(AVAILABLE RECORDS):
※ ※ ※

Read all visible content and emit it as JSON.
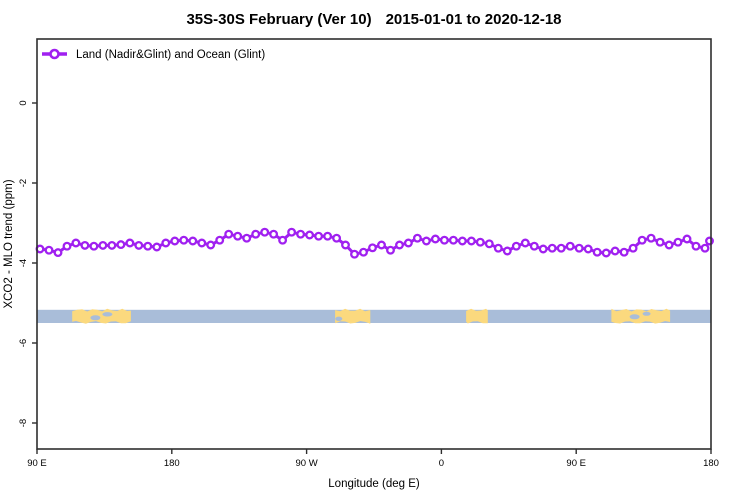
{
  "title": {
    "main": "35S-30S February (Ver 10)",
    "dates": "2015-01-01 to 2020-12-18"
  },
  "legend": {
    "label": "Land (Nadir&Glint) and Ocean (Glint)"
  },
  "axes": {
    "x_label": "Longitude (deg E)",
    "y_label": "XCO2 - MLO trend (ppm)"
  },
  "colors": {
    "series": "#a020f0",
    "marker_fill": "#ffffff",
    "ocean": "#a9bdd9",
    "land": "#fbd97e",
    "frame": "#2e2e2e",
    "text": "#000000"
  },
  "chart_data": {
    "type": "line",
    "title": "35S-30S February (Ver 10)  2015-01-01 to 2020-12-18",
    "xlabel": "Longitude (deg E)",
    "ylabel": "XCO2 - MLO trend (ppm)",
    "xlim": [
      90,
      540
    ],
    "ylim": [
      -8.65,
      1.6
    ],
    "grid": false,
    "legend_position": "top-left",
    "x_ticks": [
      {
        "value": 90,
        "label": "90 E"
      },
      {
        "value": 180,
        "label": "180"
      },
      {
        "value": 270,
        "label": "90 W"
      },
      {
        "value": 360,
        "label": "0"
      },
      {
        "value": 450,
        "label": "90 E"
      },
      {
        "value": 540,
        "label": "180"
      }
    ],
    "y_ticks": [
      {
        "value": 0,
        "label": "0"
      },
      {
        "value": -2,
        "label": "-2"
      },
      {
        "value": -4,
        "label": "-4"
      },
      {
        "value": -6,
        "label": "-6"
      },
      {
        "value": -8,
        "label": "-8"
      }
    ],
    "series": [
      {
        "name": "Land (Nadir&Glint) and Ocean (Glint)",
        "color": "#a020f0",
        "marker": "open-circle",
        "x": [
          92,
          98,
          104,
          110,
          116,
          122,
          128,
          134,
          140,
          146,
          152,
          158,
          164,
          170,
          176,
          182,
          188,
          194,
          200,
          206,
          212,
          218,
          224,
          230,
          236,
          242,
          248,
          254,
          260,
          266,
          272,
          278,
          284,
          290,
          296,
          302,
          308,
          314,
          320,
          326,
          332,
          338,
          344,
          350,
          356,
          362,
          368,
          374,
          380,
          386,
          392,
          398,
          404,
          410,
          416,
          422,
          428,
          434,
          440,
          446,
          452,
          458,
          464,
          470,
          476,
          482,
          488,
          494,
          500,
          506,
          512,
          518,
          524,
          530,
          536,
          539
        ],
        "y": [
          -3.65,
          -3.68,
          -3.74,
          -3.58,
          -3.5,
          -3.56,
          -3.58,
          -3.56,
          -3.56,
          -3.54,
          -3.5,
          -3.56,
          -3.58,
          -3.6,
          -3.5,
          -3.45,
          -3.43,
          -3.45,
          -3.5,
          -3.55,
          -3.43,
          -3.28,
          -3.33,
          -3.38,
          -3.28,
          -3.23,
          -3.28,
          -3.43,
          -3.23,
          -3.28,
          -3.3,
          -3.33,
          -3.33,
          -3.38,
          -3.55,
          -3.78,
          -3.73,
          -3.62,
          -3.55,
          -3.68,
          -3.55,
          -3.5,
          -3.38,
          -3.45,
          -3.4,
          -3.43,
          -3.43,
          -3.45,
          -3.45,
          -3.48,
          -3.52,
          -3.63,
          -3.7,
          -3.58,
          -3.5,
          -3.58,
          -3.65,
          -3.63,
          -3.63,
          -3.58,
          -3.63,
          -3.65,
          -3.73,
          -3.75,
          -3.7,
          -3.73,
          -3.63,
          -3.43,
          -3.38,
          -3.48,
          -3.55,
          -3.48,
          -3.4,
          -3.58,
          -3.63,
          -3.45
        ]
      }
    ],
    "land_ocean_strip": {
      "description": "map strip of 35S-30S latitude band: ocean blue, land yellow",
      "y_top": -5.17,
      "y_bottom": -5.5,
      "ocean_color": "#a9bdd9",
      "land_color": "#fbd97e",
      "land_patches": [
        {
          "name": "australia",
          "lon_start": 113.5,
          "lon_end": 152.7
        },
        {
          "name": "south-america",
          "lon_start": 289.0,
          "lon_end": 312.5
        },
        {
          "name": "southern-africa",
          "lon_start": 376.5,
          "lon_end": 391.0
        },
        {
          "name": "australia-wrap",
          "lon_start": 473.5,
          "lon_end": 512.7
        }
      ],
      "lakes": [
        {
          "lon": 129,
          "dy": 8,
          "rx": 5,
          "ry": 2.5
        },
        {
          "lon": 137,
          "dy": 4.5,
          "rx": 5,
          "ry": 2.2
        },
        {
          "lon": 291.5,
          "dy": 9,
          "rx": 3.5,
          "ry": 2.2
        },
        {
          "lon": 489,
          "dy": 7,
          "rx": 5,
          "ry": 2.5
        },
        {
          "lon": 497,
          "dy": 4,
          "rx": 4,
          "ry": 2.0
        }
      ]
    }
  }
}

※ ※ ※

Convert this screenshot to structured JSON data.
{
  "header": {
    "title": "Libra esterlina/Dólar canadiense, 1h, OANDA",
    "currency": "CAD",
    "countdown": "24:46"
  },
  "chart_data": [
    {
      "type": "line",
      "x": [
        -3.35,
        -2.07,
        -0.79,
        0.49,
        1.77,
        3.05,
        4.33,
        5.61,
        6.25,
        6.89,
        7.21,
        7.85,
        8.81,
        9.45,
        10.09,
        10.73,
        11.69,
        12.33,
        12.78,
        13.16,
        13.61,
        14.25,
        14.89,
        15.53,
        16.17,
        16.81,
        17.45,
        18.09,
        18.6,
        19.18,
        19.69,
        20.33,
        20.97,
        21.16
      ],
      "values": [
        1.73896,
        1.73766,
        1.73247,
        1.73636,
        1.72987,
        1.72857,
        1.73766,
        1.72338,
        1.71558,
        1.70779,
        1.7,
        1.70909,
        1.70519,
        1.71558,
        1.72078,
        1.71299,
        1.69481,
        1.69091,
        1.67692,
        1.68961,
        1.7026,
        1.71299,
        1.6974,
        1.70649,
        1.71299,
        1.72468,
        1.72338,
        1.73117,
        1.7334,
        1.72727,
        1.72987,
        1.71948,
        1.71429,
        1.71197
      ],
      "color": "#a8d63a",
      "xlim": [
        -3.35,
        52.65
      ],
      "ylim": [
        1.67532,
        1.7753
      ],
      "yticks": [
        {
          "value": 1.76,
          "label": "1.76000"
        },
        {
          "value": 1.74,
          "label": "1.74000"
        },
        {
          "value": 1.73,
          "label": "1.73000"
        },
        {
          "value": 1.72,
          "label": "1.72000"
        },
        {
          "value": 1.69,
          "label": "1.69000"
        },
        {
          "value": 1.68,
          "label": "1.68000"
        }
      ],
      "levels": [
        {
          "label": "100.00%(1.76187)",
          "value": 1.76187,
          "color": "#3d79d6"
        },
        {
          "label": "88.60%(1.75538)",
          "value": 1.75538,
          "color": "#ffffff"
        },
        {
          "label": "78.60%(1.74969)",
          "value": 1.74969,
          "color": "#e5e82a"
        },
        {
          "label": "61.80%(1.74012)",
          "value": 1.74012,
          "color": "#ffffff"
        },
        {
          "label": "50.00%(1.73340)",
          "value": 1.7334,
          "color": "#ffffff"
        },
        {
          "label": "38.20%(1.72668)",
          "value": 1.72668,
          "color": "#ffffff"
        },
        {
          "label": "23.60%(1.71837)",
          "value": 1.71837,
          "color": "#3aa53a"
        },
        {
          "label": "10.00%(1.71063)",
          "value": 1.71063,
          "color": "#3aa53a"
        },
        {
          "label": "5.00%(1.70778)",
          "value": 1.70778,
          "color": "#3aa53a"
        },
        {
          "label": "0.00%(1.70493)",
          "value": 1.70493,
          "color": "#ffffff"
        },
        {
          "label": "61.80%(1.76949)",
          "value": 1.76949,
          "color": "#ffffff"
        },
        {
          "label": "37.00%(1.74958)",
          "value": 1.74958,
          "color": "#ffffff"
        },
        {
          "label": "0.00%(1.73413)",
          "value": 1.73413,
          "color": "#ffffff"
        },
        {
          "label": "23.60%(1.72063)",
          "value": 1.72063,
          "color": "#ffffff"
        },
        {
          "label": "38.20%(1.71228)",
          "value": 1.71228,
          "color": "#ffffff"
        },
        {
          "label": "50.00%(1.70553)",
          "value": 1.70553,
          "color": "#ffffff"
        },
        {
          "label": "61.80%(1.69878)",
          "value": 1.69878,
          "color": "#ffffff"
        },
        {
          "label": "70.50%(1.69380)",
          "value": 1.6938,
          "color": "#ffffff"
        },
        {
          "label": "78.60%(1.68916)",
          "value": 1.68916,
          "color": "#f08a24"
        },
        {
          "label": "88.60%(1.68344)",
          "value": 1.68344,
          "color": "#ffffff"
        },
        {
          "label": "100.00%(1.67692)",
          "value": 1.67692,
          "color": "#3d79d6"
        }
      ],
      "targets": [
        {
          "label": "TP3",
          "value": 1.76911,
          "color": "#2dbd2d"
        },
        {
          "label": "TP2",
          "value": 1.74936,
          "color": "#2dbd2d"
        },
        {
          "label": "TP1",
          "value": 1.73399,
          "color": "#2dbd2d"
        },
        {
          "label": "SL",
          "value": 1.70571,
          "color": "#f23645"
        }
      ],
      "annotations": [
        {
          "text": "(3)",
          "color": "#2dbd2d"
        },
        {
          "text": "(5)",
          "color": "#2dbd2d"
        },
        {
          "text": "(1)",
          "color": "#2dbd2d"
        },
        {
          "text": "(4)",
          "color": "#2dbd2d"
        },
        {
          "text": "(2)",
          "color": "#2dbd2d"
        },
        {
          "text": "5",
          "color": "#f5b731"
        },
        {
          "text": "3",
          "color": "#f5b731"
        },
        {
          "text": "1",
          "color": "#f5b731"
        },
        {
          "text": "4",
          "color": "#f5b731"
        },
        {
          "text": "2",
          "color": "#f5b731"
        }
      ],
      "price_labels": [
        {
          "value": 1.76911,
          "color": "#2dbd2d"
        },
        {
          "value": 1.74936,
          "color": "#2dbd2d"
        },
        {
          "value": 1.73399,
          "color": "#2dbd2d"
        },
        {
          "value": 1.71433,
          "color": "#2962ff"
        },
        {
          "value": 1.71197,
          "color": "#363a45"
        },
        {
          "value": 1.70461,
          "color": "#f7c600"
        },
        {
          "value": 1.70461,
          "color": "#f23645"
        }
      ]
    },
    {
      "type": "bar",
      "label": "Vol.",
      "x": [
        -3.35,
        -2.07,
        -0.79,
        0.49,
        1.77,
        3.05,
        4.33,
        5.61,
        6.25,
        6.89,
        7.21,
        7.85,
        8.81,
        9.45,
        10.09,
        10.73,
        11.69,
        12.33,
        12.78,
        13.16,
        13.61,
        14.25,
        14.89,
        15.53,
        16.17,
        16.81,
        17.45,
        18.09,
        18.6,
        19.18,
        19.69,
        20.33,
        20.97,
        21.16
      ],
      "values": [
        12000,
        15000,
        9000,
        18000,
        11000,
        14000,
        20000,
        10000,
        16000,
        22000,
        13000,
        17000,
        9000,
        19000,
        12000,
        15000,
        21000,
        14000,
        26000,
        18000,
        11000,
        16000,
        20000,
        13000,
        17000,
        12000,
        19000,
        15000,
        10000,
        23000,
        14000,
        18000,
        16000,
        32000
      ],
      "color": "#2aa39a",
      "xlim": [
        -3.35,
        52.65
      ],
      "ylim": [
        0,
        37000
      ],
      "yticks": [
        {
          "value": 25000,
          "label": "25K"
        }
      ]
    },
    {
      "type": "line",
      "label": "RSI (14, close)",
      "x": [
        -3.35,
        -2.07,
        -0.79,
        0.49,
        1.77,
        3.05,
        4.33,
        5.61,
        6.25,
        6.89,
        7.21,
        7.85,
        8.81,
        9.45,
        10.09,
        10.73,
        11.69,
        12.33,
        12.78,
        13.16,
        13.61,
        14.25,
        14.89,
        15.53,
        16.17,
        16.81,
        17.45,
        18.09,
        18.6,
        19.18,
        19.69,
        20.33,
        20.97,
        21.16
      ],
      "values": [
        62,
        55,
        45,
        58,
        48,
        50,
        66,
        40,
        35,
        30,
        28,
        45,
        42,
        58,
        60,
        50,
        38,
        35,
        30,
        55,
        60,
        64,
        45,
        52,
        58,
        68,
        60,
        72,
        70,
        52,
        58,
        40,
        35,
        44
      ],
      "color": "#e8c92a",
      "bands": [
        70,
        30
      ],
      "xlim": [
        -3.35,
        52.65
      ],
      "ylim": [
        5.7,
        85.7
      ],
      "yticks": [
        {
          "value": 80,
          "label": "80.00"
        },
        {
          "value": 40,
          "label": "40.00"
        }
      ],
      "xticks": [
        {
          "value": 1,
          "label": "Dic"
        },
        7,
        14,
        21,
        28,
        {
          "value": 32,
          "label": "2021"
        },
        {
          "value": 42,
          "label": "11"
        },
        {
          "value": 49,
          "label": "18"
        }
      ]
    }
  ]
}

※ ※ ※

(AIM):
For the listing above, identify each line bearing "Nadir".

(RESULT OF THIS EXERCISE):
    "label": "Land (Nadir&Glint) and Ocean (Glint)"
        "name": "Land (Nadir&Glint) and Ocean (Glint)",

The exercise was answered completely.